EXERCISE DIRECTIONS -> Print the records below word for word, but leave out the pictures.

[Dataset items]
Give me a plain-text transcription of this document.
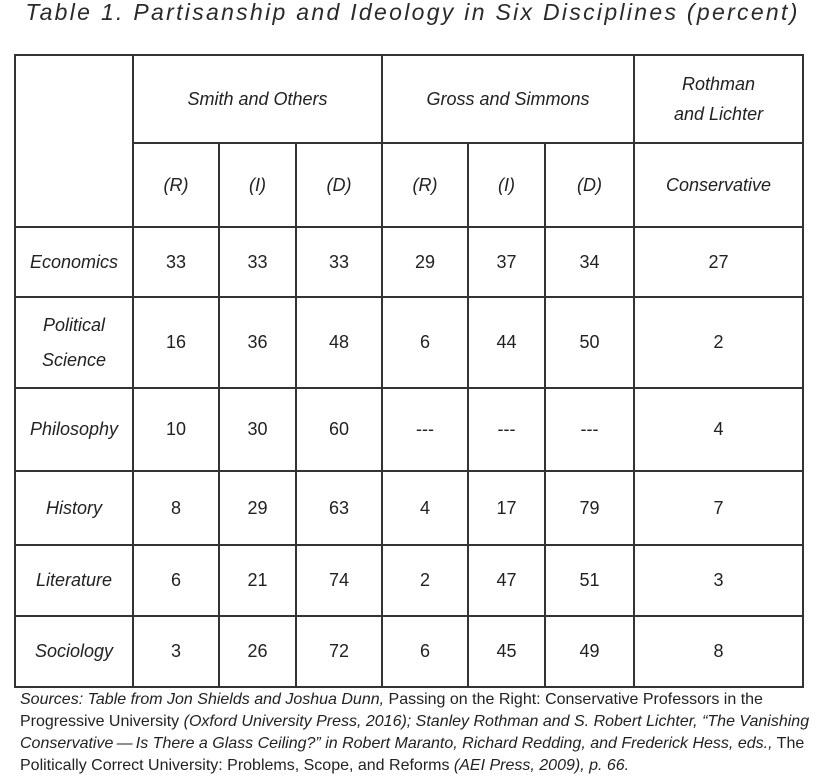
Table 1. Partisanship and Ideology in Six Disciplines (percent)
	Smith and Others			Gross and Simmons			Rothman
and Lichter
	(R)	(I)	(D)	(R)	(I)	(D)	Conservative
Economics	33	33	33	29	37	34	27
Political
Science	16	36	48	6	44	50	2
Philosophy	10	30	60	---	---	---	4
History	8	29	63	4	17	79	7
Literature	6	21	74	2	47	51	3
Sociology	3	26	72	6	45	49	8
Sources: Table from Jon Shields and Joshua Dunn, Passing on the Right: Conservative Professors in the Progressive University (Oxford University Press, 2016); Stanley Rothman and S. Robert Lichter, “The Vanishing Conservative — Is There a Glass Ceiling?” in Robert Maranto, Richard Redding, and Frederick Hess, eds., The Politically Correct University: Problems, Scope, and Reforms (AEI Press, 2009), p. 66.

ANSWER IN FULL ->
Give me a plain-text transcription of this document.
Table 1. Partisanship and Ideology in Six Disciplines (percent)
	Smith and Others			Gross and Simmons			Rothman
and Lichter
	(R)	(I)	(D)	(R)	(I)	(D)	Conservative
Economics	33	33	33	29	37	34	27
Political
Science	16	36	48	6	44	50	2
Philosophy	10	30	60	---	---	---	4
History	8	29	63	4	17	79	7
Literature	6	21	74	2	47	51	3
Sociology	3	26	72	6	45	49	8
Sources: Table from Jon Shields and Joshua Dunn, Passing on the Right: Conservative Professors in the Progressive University (Oxford University Press, 2016); Stanley Rothman and S. Robert Lichter, “The Vanishing Conservative — Is There a Glass Ceiling?” in Robert Maranto, Richard Redding, and Frederick Hess, eds., The Politically Correct University: Problems, Scope, and Reforms (AEI Press, 2009), p. 66.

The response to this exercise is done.